- INSTRUCTIONS FOR THE TASK -
Look through the data below. Show each line where the string "watermark" occurs.

>> Start

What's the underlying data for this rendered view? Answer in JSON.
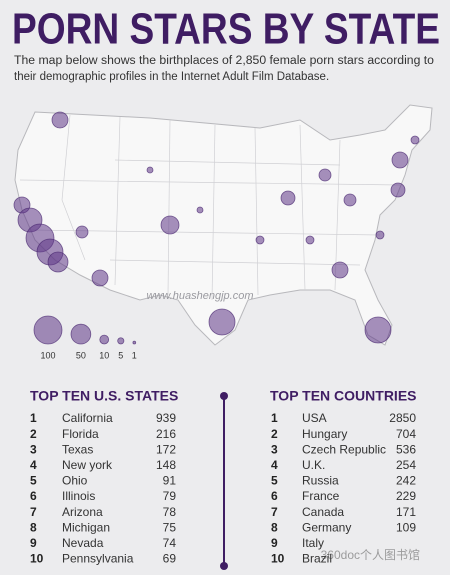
{
  "header": {
    "title": "PORN STARS BY STATE",
    "subtitle_lines": [
      "The map below shows the birthplaces of 2,850 female porn stars according to",
      "their demographic profiles in the Internet Adult Film Database."
    ]
  },
  "map": {
    "watermark": "www.huashengjp.com",
    "legend": [
      100,
      50,
      10,
      5,
      1
    ]
  },
  "states": {
    "heading": "TOP TEN U.S. STATES",
    "rows": [
      {
        "rank": 1,
        "name": "California",
        "count": 939
      },
      {
        "rank": 2,
        "name": "Florida",
        "count": 216
      },
      {
        "rank": 3,
        "name": "Texas",
        "count": 172
      },
      {
        "rank": 4,
        "name": "New york",
        "count": 148
      },
      {
        "rank": 5,
        "name": "Ohio",
        "count": 91
      },
      {
        "rank": 6,
        "name": "Illinois",
        "count": 79
      },
      {
        "rank": 7,
        "name": "Arizona",
        "count": 78
      },
      {
        "rank": 8,
        "name": "Michigan",
        "count": 75
      },
      {
        "rank": 9,
        "name": "Nevada",
        "count": 74
      },
      {
        "rank": 10,
        "name": "Pennsylvania",
        "count": 69
      }
    ]
  },
  "countries": {
    "heading": "TOP TEN COUNTRIES",
    "rows": [
      {
        "rank": 1,
        "name": "USA",
        "count": 2850
      },
      {
        "rank": 2,
        "name": "Hungary",
        "count": 704
      },
      {
        "rank": 3,
        "name": "Czech Republic",
        "count": 536
      },
      {
        "rank": 4,
        "name": "U.K.",
        "count": 254
      },
      {
        "rank": 5,
        "name": "Russia",
        "count": 242
      },
      {
        "rank": 6,
        "name": "France",
        "count": 229
      },
      {
        "rank": 7,
        "name": "Canada",
        "count": 171
      },
      {
        "rank": 8,
        "name": "Germany",
        "count": 109
      },
      {
        "rank": 9,
        "name": "Italy",
        "count": null
      },
      {
        "rank": 10,
        "name": "Brazil",
        "count": null
      }
    ]
  },
  "watermark": "360doc个人图书馆"
}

>> End

- ANSWER IN FULL -
    "watermark": "www.huashengjp.com",
  "watermark": "360doc个人图书馆"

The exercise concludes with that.